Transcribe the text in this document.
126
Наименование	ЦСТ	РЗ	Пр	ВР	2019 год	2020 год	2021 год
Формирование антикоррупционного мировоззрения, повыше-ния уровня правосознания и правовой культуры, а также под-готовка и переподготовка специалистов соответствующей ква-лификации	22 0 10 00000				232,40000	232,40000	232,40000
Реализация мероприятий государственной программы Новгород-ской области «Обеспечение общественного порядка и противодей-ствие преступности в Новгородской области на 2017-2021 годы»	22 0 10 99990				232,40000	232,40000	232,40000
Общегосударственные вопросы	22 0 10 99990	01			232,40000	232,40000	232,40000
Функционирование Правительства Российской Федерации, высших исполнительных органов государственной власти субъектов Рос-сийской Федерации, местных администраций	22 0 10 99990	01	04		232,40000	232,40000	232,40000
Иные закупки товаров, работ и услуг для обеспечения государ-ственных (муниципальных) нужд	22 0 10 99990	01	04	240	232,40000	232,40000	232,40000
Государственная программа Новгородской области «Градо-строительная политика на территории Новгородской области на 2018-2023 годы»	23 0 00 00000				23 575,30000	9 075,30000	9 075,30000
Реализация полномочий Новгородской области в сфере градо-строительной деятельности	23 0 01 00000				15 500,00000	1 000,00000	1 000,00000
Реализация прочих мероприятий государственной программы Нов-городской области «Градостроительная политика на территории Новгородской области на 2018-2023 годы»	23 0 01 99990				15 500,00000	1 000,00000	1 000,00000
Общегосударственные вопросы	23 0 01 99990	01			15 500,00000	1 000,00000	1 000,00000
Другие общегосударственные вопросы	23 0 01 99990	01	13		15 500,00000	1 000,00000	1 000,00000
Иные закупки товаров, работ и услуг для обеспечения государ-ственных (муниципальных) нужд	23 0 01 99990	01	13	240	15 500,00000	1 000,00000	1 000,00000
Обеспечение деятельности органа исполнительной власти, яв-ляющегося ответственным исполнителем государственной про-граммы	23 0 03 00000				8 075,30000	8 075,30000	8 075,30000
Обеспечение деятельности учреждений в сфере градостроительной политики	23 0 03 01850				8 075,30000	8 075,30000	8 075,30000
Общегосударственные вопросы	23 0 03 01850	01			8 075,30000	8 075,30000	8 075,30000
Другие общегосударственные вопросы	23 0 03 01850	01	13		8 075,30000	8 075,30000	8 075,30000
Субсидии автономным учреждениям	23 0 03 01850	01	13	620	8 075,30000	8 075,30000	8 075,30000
_ _ _ _
What the exercise asks: Restate the data above word for word.

Worked solution:
Transcribe the text in this document.
126
Наименование	ЦСТ	РЗ	Пр	ВР	2019 год	2020 год	2021 год
Формирование антикоррупционного мировоззрения, повыше-ния уровня правосознания и правовой культуры, а также под-готовка и переподготовка специалистов соответствующей ква-лификации	22 0 10 00000				232,40000	232,40000	232,40000
Реализация мероприятий государственной программы Новгород-ской области «Обеспечение общественного порядка и противодей-ствие преступности в Новгородской области на 2017-2021 годы»	22 0 10 99990				232,40000	232,40000	232,40000
Общегосударственные вопросы	22 0 10 99990	01			232,40000	232,40000	232,40000
Функционирование Правительства Российской Федерации, высших исполнительных органов государственной власти субъектов Рос-сийской Федерации, местных администраций	22 0 10 99990	01	04		232,40000	232,40000	232,40000
Иные закупки товаров, работ и услуг для обеспечения государ-ственных (муниципальных) нужд	22 0 10 99990	01	04	240	232,40000	232,40000	232,40000
Государственная программа Новгородской области «Градо-строительная политика на территории Новгородской области на 2018-2023 годы»	23 0 00 00000				23 575,30000	9 075,30000	9 075,30000
Реализация полномочий Новгородской области в сфере градо-строительной деятельности	23 0 01 00000				15 500,00000	1 000,00000	1 000,00000
Реализация прочих мероприятий государственной программы Нов-городской области «Градостроительная политика на территории Новгородской области на 2018-2023 годы»	23 0 01 99990				15 500,00000	1 000,00000	1 000,00000
Общегосударственные вопросы	23 0 01 99990	01			15 500,00000	1 000,00000	1 000,00000
Другие общегосударственные вопросы	23 0 01 99990	01	13		15 500,00000	1 000,00000	1 000,00000
Иные закупки товаров, работ и услуг для обеспечения государ-ственных (муниципальных) нужд	23 0 01 99990	01	13	240	15 500,00000	1 000,00000	1 000,00000
Обеспечение деятельности органа исполнительной власти, яв-ляющегося ответственным исполнителем государственной про-граммы	23 0 03 00000				8 075,30000	8 075,30000	8 075,30000
Обеспечение деятельности учреждений в сфере градостроительной политики	23 0 03 01850				8 075,30000	8 075,30000	8 075,30000
Общегосударственные вопросы	23 0 03 01850	01			8 075,30000	8 075,30000	8 075,30000
Другие общегосударственные вопросы	23 0 03 01850	01	13		8 075,30000	8 075,30000	8 075,30000
Субсидии автономным учреждениям	23 0 03 01850	01	13	620	8 075,30000	8 075,30000	8 075,30000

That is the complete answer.